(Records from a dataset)
⟨
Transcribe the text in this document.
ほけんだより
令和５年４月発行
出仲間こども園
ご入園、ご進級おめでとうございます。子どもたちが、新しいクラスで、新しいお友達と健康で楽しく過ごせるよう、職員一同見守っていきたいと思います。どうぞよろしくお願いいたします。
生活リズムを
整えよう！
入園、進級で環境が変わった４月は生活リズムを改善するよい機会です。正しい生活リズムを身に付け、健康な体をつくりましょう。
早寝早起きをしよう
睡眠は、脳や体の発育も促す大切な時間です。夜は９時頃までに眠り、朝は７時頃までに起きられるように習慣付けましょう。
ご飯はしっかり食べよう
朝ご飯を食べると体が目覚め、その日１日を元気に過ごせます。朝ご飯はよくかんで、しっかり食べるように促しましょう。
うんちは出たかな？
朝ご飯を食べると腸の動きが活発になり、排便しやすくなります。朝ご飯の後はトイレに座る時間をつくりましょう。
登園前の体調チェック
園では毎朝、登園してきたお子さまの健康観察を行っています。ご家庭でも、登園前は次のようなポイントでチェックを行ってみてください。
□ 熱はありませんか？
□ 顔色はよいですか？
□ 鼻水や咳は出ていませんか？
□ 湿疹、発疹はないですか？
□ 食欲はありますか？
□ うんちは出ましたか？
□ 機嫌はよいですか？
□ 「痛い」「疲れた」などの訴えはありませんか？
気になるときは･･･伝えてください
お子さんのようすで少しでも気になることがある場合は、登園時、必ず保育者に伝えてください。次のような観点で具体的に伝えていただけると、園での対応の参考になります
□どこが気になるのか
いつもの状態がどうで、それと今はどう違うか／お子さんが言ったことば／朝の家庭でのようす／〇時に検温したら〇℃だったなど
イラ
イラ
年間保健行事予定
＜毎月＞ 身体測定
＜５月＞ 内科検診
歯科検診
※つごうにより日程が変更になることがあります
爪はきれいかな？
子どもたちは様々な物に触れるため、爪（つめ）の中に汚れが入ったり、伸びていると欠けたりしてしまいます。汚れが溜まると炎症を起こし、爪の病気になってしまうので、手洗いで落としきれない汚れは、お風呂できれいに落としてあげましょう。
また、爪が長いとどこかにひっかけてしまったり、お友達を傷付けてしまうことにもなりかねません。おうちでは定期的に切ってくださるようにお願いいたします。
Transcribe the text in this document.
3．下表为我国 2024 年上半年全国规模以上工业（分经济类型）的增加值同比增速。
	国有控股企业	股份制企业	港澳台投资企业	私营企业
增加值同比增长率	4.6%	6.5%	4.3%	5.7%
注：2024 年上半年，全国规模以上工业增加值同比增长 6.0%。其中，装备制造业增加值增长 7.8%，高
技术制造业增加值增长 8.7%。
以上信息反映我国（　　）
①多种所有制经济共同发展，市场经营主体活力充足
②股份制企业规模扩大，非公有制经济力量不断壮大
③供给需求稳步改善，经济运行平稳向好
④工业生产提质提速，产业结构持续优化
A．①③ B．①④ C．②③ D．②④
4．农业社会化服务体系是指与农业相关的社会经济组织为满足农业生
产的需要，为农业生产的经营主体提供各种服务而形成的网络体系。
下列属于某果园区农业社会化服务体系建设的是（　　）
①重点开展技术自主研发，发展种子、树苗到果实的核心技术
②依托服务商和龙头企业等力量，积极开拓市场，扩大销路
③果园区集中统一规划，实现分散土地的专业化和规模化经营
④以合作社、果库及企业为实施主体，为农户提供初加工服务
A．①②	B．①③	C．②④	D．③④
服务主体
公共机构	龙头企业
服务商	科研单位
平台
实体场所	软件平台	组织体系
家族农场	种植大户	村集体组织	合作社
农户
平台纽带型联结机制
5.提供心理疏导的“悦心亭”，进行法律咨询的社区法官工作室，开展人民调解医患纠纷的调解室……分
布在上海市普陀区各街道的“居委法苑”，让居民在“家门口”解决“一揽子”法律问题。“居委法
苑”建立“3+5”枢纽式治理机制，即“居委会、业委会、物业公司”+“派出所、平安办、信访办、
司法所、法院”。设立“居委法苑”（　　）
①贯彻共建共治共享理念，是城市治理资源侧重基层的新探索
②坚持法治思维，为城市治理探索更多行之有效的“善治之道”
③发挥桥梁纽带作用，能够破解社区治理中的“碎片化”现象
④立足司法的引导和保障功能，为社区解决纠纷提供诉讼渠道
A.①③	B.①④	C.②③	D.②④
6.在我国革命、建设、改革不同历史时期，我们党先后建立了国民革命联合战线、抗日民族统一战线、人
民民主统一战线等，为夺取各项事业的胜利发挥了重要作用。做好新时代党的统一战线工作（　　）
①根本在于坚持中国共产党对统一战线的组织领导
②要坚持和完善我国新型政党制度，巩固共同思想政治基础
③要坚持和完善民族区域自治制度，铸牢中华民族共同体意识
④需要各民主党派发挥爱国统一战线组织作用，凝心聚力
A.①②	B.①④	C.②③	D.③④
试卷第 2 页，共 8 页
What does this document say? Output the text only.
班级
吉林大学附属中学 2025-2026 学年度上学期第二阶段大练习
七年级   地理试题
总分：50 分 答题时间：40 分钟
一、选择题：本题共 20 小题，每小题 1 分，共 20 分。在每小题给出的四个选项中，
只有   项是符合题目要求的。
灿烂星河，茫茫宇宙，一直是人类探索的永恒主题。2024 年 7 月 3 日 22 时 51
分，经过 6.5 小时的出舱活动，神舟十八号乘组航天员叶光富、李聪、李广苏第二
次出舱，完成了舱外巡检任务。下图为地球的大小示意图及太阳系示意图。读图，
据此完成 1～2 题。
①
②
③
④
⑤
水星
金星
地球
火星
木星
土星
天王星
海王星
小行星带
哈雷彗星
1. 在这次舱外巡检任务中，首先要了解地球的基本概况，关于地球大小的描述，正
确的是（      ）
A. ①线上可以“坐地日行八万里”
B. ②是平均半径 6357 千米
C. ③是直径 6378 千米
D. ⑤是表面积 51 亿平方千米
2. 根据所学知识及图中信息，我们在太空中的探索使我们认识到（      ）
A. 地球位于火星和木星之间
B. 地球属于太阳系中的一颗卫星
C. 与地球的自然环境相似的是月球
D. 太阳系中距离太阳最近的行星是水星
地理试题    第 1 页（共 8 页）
⟩
In the material above, find the lines that contain "居委法苑" and show them.

Result -
布在上海市普陀区各街道的“居委法苑”，让居民在“家门口”解决“一揽子”法律问题。“居委法
司法所、法院”。设立“居委法苑”（　　）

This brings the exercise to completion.